— Begin Given data —
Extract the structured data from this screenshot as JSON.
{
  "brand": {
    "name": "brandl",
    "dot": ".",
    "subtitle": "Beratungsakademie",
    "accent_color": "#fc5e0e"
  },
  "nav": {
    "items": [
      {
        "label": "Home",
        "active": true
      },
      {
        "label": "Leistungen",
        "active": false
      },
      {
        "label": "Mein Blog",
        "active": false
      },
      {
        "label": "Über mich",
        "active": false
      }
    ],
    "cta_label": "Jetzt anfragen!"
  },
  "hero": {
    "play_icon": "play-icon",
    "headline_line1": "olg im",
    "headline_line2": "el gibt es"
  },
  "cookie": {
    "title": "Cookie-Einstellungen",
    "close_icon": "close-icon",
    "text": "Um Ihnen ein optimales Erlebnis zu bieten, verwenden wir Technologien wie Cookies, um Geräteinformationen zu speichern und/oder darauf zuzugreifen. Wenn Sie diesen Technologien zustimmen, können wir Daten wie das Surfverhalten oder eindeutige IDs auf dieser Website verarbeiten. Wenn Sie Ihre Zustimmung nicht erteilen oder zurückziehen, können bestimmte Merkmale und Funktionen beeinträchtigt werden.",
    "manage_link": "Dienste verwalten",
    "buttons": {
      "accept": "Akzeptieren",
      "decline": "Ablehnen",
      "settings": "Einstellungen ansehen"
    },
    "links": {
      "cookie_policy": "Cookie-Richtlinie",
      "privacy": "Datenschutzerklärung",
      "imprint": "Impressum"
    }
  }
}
— End Given data —
Reproduce the complete set of lines precisely as supplied.

Extract the structured data from this screenshot as JSON.
{
  "brand": {
    "name": "brandl",
    "dot": ".",
    "subtitle": "Beratungsakademie",
    "accent_color": "#fc5e0e"
  },
  "nav": {
    "items": [
      {
        "label": "Home",
        "active": true
      },
      {
        "label": "Leistungen",
        "active": false
      },
      {
        "label": "Mein Blog",
        "active": false
      },
      {
        "label": "Über mich",
        "active": false
      }
    ],
    "cta_label": "Jetzt anfragen!"
  },
  "hero": {
    "play_icon": "play-icon",
    "headline_line1": "olg im",
    "headline_line2": "el gibt es"
  },
  "cookie": {
    "title": "Cookie-Einstellungen",
    "close_icon": "close-icon",
    "text": "Um Ihnen ein optimales Erlebnis zu bieten, verwenden wir Technologien wie Cookies, um Geräteinformationen zu speichern und/oder darauf zuzugreifen. Wenn Sie diesen Technologien zustimmen, können wir Daten wie das Surfverhalten oder eindeutige IDs auf dieser Website verarbeiten. Wenn Sie Ihre Zustimmung nicht erteilen oder zurückziehen, können bestimmte Merkmale und Funktionen beeinträchtigt werden.",
    "manage_link": "Dienste verwalten",
    "buttons": {
      "accept": "Akzeptieren",
      "decline": "Ablehnen",
      "settings": "Einstellungen ansehen"
    },
    "links": {
      "cookie_policy": "Cookie-Richtlinie",
      "privacy": "Datenschutzerklärung",
      "imprint": "Impressum"
    }
  }
}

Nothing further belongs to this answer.